> **SET TASK**
Which lines in the material below contain the word "flag"? Copy each of them.
****************************************
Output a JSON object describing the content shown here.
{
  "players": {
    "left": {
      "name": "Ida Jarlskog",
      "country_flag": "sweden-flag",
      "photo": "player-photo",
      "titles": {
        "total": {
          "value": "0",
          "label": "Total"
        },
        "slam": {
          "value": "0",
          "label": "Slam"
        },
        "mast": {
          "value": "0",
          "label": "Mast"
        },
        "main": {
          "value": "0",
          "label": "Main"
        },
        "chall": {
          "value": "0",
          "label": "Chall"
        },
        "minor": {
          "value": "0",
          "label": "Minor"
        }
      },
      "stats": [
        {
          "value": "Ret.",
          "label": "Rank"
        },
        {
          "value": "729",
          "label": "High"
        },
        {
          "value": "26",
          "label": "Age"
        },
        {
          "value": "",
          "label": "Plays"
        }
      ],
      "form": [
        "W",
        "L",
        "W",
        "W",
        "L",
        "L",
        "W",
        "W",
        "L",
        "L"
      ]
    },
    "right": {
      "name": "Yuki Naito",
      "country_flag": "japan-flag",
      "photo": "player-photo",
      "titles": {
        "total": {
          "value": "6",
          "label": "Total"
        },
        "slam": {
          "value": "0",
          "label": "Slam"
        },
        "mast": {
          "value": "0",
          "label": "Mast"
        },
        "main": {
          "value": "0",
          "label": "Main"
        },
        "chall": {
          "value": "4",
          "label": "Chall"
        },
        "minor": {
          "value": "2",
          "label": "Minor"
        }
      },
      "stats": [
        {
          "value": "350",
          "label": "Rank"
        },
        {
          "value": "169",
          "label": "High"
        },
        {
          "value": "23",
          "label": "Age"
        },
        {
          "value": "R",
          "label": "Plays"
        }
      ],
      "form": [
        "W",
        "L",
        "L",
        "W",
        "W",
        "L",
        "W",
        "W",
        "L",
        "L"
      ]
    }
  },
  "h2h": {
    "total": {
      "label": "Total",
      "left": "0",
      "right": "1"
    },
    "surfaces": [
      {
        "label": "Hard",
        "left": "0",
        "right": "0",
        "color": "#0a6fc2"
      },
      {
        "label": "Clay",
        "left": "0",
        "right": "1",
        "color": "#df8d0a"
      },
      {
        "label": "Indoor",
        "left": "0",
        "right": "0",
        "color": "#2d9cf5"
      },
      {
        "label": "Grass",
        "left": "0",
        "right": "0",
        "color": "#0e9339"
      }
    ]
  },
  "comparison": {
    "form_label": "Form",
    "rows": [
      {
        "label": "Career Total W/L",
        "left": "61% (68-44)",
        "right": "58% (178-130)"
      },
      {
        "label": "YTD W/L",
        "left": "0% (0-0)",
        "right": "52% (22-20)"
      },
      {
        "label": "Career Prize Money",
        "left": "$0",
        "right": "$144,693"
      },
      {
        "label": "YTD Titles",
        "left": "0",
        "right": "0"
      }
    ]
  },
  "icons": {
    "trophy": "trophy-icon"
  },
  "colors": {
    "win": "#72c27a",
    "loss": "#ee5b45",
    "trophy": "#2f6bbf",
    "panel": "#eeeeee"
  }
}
****************************************
> **ANSWER BELOW**
      "country_flag": "sweden-flag",
      "country_flag": "japan-flag",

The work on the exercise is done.